▶ **TO BE DONE**
Please give the listing again, word for word, with nothing left out.

▶ **RECORD LIST**

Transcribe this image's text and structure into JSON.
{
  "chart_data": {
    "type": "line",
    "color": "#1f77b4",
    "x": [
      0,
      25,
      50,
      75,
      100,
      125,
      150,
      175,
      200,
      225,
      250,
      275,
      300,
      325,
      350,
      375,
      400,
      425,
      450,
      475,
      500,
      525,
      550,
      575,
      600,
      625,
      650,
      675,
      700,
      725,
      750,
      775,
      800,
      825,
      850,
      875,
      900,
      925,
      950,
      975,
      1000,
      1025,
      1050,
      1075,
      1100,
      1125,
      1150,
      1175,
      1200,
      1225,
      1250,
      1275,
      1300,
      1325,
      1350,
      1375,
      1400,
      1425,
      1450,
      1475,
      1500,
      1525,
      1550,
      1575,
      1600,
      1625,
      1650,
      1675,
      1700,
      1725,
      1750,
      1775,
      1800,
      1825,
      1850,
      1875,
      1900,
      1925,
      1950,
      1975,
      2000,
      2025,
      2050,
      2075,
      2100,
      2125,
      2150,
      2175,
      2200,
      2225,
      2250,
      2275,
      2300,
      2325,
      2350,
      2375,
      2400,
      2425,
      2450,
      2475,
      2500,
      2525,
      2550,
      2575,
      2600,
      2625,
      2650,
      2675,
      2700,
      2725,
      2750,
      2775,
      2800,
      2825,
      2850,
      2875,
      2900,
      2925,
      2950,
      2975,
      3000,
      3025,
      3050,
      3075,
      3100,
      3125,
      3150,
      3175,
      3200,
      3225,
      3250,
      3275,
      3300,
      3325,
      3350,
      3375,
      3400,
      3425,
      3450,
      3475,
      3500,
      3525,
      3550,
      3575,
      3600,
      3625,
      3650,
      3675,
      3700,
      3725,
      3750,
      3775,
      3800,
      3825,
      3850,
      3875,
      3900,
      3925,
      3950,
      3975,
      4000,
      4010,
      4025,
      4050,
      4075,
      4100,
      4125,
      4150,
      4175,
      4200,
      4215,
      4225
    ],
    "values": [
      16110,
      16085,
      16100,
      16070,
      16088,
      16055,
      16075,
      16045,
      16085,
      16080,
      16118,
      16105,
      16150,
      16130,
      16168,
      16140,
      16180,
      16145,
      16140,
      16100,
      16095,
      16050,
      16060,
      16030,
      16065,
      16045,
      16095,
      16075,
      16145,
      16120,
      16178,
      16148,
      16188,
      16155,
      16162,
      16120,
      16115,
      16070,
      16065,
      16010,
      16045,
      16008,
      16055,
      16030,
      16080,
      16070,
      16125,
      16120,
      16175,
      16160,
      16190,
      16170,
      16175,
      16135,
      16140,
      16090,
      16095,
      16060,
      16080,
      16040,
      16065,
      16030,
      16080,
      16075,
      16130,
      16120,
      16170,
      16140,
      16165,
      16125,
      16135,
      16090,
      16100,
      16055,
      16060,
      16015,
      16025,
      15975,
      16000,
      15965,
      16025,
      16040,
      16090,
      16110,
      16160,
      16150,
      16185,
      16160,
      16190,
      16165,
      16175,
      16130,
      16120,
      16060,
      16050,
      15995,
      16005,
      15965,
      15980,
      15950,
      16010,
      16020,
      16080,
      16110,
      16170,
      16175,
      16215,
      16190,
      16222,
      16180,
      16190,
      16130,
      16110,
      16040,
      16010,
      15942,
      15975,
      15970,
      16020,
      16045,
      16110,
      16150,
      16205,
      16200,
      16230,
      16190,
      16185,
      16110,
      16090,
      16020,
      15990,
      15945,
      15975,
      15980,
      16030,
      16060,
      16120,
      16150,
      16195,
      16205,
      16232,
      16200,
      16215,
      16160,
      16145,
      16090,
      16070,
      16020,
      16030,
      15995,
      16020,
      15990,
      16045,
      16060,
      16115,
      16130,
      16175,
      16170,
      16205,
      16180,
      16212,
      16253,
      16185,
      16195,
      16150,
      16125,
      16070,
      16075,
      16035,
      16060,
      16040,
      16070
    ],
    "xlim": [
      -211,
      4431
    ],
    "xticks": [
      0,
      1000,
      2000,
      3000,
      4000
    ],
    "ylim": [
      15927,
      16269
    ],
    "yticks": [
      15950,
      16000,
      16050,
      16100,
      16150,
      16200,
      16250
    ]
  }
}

▶ **RESPONSE BELOW**
Transcribe this image's text and structure into JSON.
{
  "chart_data": {
    "type": "line",
    "color": "#1f77b4",
    "x": [
      0,
      25,
      50,
      75,
      100,
      125,
      150,
      175,
      200,
      225,
      250,
      275,
      300,
      325,
      350,
      375,
      400,
      425,
      450,
      475,
      500,
      525,
      550,
      575,
      600,
      625,
      650,
      675,
      700,
      725,
      750,
      775,
      800,
      825,
      850,
      875,
      900,
      925,
      950,
      975,
      1000,
      1025,
      1050,
      1075,
      1100,
      1125,
      1150,
      1175,
      1200,
      1225,
      1250,
      1275,
      1300,
      1325,
      1350,
      1375,
      1400,
      1425,
      1450,
      1475,
      1500,
      1525,
      1550,
      1575,
      1600,
      1625,
      1650,
      1675,
      1700,
      1725,
      1750,
      1775,
      1800,
      1825,
      1850,
      1875,
      1900,
      1925,
      1950,
      1975,
      2000,
      2025,
      2050,
      2075,
      2100,
      2125,
      2150,
      2175,
      2200,
      2225,
      2250,
      2275,
      2300,
      2325,
      2350,
      2375,
      2400,
      2425,
      2450,
      2475,
      2500,
      2525,
      2550,
      2575,
      2600,
      2625,
      2650,
      2675,
      2700,
      2725,
      2750,
      2775,
      2800,
      2825,
      2850,
      2875,
      2900,
      2925,
      2950,
      2975,
      3000,
      3025,
      3050,
      3075,
      3100,
      3125,
      3150,
      3175,
      3200,
      3225,
      3250,
      3275,
      3300,
      3325,
      3350,
      3375,
      3400,
      3425,
      3450,
      3475,
      3500,
      3525,
      3550,
      3575,
      3600,
      3625,
      3650,
      3675,
      3700,
      3725,
      3750,
      3775,
      3800,
      3825,
      3850,
      3875,
      3900,
      3925,
      3950,
      3975,
      4000,
      4010,
      4025,
      4050,
      4075,
      4100,
      4125,
      4150,
      4175,
      4200,
      4215,
      4225
    ],
    "values": [
      16110,
      16085,
      16100,
      16070,
      16088,
      16055,
      16075,
      16045,
      16085,
      16080,
      16118,
      16105,
      16150,
      16130,
      16168,
      16140,
      16180,
      16145,
      16140,
      16100,
      16095,
      16050,
      16060,
      16030,
      16065,
      16045,
      16095,
      16075,
      16145,
      16120,
      16178,
      16148,
      16188,
      16155,
      16162,
      16120,
      16115,
      16070,
      16065,
      16010,
      16045,
      16008,
      16055,
      16030,
      16080,
      16070,
      16125,
      16120,
      16175,
      16160,
      16190,
      16170,
      16175,
      16135,
      16140,
      16090,
      16095,
      16060,
      16080,
      16040,
      16065,
      16030,
      16080,
      16075,
      16130,
      16120,
      16170,
      16140,
      16165,
      16125,
      16135,
      16090,
      16100,
      16055,
      16060,
      16015,
      16025,
      15975,
      16000,
      15965,
      16025,
      16040,
      16090,
      16110,
      16160,
      16150,
      16185,
      16160,
      16190,
      16165,
      16175,
      16130,
      16120,
      16060,
      16050,
      15995,
      16005,
      15965,
      15980,
      15950,
      16010,
      16020,
      16080,
      16110,
      16170,
      16175,
      16215,
      16190,
      16222,
      16180,
      16190,
      16130,
      16110,
      16040,
      16010,
      15942,
      15975,
      15970,
      16020,
      16045,
      16110,
      16150,
      16205,
      16200,
      16230,
      16190,
      16185,
      16110,
      16090,
      16020,
      15990,
      15945,
      15975,
      15980,
      16030,
      16060,
      16120,
      16150,
      16195,
      16205,
      16232,
      16200,
      16215,
      16160,
      16145,
      16090,
      16070,
      16020,
      16030,
      15995,
      16020,
      15990,
      16045,
      16060,
      16115,
      16130,
      16175,
      16170,
      16205,
      16180,
      16212,
      16253,
      16185,
      16195,
      16150,
      16125,
      16070,
      16075,
      16035,
      16060,
      16040,
      16070
    ],
    "xlim": [
      -211,
      4431
    ],
    "xticks": [
      0,
      1000,
      2000,
      3000,
      4000
    ],
    "ylim": [
      15927,
      16269
    ],
    "yticks": [
      15950,
      16000,
      16050,
      16100,
      16150,
      16200,
      16250
    ]
  }
}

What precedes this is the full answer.